* BEGIN *

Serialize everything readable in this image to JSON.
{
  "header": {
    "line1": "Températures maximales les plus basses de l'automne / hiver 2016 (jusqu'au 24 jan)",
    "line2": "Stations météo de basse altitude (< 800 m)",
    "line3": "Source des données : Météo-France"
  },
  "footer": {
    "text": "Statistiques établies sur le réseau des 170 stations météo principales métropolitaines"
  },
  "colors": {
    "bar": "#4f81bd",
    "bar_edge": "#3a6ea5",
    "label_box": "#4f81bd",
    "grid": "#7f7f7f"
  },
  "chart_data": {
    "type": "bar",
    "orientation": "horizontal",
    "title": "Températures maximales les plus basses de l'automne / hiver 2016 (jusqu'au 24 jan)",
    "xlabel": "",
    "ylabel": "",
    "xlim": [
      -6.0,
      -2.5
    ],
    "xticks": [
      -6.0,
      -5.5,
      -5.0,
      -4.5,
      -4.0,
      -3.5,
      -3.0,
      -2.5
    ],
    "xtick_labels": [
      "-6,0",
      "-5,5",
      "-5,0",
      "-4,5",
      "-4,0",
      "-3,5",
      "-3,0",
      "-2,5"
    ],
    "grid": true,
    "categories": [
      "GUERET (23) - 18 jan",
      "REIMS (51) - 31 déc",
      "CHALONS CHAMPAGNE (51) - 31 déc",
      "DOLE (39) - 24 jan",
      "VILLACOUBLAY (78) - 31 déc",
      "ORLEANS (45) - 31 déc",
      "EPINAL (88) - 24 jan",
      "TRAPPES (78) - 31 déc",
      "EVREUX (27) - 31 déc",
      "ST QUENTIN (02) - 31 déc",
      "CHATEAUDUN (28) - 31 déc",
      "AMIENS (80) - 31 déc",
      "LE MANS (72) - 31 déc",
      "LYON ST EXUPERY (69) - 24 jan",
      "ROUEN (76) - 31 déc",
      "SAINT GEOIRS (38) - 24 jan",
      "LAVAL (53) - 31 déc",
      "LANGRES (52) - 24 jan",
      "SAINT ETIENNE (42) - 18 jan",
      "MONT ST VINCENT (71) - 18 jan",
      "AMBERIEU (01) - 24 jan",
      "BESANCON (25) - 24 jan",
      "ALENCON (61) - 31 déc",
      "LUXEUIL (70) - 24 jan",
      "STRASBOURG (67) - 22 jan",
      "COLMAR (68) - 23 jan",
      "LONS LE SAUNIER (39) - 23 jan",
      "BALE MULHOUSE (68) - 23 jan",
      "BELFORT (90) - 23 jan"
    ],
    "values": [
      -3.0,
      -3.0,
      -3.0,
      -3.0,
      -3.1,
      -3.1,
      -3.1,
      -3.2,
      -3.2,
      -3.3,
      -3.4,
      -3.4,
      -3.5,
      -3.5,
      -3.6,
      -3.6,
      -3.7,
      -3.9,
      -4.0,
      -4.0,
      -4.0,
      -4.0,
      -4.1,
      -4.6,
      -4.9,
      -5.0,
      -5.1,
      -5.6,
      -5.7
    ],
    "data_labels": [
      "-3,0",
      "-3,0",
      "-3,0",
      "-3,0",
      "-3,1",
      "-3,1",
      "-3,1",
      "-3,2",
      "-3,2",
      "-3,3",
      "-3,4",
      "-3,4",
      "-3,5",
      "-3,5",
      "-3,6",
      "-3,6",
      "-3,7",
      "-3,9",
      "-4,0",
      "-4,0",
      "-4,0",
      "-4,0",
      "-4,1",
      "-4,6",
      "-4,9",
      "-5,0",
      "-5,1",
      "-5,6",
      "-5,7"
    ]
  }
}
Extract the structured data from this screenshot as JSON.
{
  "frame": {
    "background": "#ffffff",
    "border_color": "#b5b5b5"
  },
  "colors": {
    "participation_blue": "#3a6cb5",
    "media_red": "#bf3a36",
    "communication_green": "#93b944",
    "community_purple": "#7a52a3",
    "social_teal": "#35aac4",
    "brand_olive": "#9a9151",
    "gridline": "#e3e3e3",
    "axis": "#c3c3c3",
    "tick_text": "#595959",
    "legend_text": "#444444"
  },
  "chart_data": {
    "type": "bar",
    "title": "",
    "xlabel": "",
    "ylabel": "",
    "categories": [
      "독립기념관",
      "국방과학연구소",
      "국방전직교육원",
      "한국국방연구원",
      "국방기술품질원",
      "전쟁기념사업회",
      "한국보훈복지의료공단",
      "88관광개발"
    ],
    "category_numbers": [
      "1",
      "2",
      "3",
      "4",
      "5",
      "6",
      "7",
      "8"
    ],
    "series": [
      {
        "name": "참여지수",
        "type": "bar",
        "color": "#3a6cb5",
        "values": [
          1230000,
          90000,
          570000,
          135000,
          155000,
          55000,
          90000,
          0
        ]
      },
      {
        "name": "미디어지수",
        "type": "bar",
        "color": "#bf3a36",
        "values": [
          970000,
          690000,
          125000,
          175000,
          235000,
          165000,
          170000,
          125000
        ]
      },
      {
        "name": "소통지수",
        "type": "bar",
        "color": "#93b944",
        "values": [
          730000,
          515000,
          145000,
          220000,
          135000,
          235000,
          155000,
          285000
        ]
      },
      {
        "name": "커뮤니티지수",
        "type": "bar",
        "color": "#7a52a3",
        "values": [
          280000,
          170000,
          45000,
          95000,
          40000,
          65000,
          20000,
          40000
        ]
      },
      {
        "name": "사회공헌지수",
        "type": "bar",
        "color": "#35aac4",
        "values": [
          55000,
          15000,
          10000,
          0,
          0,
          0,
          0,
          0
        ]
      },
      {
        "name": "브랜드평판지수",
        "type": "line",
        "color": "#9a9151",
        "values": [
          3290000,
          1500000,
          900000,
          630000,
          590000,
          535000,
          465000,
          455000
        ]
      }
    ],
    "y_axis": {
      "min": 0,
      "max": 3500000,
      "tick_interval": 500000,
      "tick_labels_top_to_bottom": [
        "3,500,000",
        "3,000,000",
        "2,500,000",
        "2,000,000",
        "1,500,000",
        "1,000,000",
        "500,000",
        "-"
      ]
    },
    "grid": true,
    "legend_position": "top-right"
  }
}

* END *

(GIVEN REQUEST): Which lines contain the word "automne"? Copy each of them.

(REPLY):
    "line1": "Températures maximales les plus basses de l'automne / hiver 2016 (jusqu'au 24 jan)",
    "title": "Températures maximales les plus basses de l'automne / hiver 2016 (jusqu'au 24 jan)",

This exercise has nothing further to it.